**Description of the task**
Go through the listing and write out all of it exactly.

**Task material**
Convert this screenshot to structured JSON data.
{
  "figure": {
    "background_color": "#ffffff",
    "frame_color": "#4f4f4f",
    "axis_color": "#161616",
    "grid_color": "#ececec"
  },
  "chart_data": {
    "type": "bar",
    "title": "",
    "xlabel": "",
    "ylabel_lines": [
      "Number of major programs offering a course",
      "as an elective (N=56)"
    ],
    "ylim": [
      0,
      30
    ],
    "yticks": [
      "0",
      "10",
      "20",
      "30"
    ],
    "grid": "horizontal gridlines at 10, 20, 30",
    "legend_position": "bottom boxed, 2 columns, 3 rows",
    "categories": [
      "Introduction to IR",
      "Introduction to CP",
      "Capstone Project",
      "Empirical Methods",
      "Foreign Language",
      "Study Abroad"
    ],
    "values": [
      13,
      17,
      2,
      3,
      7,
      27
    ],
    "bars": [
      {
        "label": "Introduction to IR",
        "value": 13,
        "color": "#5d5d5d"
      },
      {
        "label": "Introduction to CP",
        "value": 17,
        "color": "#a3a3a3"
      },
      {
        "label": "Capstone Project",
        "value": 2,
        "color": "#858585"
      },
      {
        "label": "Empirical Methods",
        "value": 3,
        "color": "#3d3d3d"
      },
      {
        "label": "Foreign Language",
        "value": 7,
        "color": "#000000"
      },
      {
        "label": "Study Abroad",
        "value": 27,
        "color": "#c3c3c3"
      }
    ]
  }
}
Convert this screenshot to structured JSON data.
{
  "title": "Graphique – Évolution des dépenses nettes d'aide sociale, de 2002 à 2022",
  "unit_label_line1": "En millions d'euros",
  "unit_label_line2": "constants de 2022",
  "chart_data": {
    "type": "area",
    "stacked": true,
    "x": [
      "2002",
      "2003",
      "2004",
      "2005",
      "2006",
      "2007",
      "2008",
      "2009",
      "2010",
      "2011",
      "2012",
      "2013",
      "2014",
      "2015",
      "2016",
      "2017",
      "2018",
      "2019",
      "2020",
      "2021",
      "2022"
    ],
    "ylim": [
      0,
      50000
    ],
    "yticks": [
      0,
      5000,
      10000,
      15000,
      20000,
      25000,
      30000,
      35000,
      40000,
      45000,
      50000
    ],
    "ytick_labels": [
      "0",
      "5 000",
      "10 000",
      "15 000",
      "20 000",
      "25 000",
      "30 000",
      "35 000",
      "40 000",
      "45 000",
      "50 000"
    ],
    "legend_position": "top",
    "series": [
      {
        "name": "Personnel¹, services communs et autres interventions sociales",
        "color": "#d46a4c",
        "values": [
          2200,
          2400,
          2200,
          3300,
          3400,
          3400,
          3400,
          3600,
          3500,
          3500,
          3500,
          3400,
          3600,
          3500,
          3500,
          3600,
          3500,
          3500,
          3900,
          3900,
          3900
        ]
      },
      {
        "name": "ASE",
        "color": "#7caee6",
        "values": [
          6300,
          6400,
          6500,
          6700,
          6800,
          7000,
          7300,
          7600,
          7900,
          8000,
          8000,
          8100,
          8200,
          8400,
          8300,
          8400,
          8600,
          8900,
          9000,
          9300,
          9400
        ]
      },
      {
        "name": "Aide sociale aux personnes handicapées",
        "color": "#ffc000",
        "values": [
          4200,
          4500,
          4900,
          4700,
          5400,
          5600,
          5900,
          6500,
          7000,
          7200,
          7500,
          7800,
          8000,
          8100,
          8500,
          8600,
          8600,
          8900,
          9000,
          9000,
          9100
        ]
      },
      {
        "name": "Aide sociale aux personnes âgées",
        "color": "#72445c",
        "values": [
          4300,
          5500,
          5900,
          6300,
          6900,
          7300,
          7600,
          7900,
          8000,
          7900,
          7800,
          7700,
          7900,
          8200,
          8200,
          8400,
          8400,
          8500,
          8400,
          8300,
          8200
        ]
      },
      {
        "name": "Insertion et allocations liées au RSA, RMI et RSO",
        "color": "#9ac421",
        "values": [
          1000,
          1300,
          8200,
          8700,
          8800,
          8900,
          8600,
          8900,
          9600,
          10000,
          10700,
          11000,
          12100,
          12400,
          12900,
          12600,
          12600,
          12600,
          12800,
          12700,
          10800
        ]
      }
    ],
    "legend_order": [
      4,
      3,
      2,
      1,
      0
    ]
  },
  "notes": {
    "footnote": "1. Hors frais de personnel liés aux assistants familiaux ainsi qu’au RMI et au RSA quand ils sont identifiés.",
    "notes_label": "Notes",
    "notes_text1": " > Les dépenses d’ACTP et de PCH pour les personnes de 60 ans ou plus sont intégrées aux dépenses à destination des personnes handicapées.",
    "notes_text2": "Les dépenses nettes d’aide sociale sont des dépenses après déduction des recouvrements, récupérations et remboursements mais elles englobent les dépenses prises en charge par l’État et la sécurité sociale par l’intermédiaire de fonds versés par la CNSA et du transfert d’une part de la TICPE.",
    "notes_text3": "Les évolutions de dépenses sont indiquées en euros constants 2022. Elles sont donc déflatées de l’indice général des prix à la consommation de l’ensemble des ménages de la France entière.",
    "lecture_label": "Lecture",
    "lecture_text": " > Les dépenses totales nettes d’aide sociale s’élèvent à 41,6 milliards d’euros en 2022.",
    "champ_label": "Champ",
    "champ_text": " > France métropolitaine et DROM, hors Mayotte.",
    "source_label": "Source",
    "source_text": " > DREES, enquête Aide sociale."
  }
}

**Full output**
Convert this screenshot to structured JSON data.
{
  "figure": {
    "background_color": "#ffffff",
    "frame_color": "#4f4f4f",
    "axis_color": "#161616",
    "grid_color": "#ececec"
  },
  "chart_data": {
    "type": "bar",
    "title": "",
    "xlabel": "",
    "ylabel_lines": [
      "Number of major programs offering a course",
      "as an elective (N=56)"
    ],
    "ylim": [
      0,
      30
    ],
    "yticks": [
      "0",
      "10",
      "20",
      "30"
    ],
    "grid": "horizontal gridlines at 10, 20, 30",
    "legend_position": "bottom boxed, 2 columns, 3 rows",
    "categories": [
      "Introduction to IR",
      "Introduction to CP",
      "Capstone Project",
      "Empirical Methods",
      "Foreign Language",
      "Study Abroad"
    ],
    "values": [
      13,
      17,
      2,
      3,
      7,
      27
    ],
    "bars": [
      {
        "label": "Introduction to IR",
        "value": 13,
        "color": "#5d5d5d"
      },
      {
        "label": "Introduction to CP",
        "value": 17,
        "color": "#a3a3a3"
      },
      {
        "label": "Capstone Project",
        "value": 2,
        "color": "#858585"
      },
      {
        "label": "Empirical Methods",
        "value": 3,
        "color": "#3d3d3d"
      },
      {
        "label": "Foreign Language",
        "value": 7,
        "color": "#000000"
      },
      {
        "label": "Study Abroad",
        "value": 27,
        "color": "#c3c3c3"
      }
    ]
  }
}
Convert this screenshot to structured JSON data.
{
  "title": "Graphique – Évolution des dépenses nettes d'aide sociale, de 2002 à 2022",
  "unit_label_line1": "En millions d'euros",
  "unit_label_line2": "constants de 2022",
  "chart_data": {
    "type": "area",
    "stacked": true,
    "x": [
      "2002",
      "2003",
      "2004",
      "2005",
      "2006",
      "2007",
      "2008",
      "2009",
      "2010",
      "2011",
      "2012",
      "2013",
      "2014",
      "2015",
      "2016",
      "2017",
      "2018",
      "2019",
      "2020",
      "2021",
      "2022"
    ],
    "ylim": [
      0,
      50000
    ],
    "yticks": [
      0,
      5000,
      10000,
      15000,
      20000,
      25000,
      30000,
      35000,
      40000,
      45000,
      50000
    ],
    "ytick_labels": [
      "0",
      "5 000",
      "10 000",
      "15 000",
      "20 000",
      "25 000",
      "30 000",
      "35 000",
      "40 000",
      "45 000",
      "50 000"
    ],
    "legend_position": "top",
    "series": [
      {
        "name": "Personnel¹, services communs et autres interventions sociales",
        "color": "#d46a4c",
        "values": [
          2200,
          2400,
          2200,
          3300,
          3400,
          3400,
          3400,
          3600,
          3500,
          3500,
          3500,
          3400,
          3600,
          3500,
          3500,
          3600,
          3500,
          3500,
          3900,
          3900,
          3900
        ]
      },
      {
        "name": "ASE",
        "color": "#7caee6",
        "values": [
          6300,
          6400,
          6500,
          6700,
          6800,
          7000,
          7300,
          7600,
          7900,
          8000,
          8000,
          8100,
          8200,
          8400,
          8300,
          8400,
          8600,
          8900,
          9000,
          9300,
          9400
        ]
      },
      {
        "name": "Aide sociale aux personnes handicapées",
        "color": "#ffc000",
        "values": [
          4200,
          4500,
          4900,
          4700,
          5400,
          5600,
          5900,
          6500,
          7000,
          7200,
          7500,
          7800,
          8000,
          8100,
          8500,
          8600,
          8600,
          8900,
          9000,
          9000,
          9100
        ]
      },
      {
        "name": "Aide sociale aux personnes âgées",
        "color": "#72445c",
        "values": [
          4300,
          5500,
          5900,
          6300,
          6900,
          7300,
          7600,
          7900,
          8000,
          7900,
          7800,
          7700,
          7900,
          8200,
          8200,
          8400,
          8400,
          8500,
          8400,
          8300,
          8200
        ]
      },
      {
        "name": "Insertion et allocations liées au RSA, RMI et RSO",
        "color": "#9ac421",
        "values": [
          1000,
          1300,
          8200,
          8700,
          8800,
          8900,
          8600,
          8900,
          9600,
          10000,
          10700,
          11000,
          12100,
          12400,
          12900,
          12600,
          12600,
          12600,
          12800,
          12700,
          10800
        ]
      }
    ],
    "legend_order": [
      4,
      3,
      2,
      1,
      0
    ]
  },
  "notes": {
    "footnote": "1. Hors frais de personnel liés aux assistants familiaux ainsi qu’au RMI et au RSA quand ils sont identifiés.",
    "notes_label": "Notes",
    "notes_text1": " > Les dépenses d’ACTP et de PCH pour les personnes de 60 ans ou plus sont intégrées aux dépenses à destination des personnes handicapées.",
    "notes_text2": "Les dépenses nettes d’aide sociale sont des dépenses après déduction des recouvrements, récupérations et remboursements mais elles englobent les dépenses prises en charge par l’État et la sécurité sociale par l’intermédiaire de fonds versés par la CNSA et du transfert d’une part de la TICPE.",
    "notes_text3": "Les évolutions de dépenses sont indiquées en euros constants 2022. Elles sont donc déflatées de l’indice général des prix à la consommation de l’ensemble des ménages de la France entière.",
    "lecture_label": "Lecture",
    "lecture_text": " > Les dépenses totales nettes d’aide sociale s’élèvent à 41,6 milliards d’euros en 2022.",
    "champ_label": "Champ",
    "champ_text": " > France métropolitaine et DROM, hors Mayotte.",
    "source_label": "Source",
    "source_text": " > DREES, enquête Aide sociale."
  }
}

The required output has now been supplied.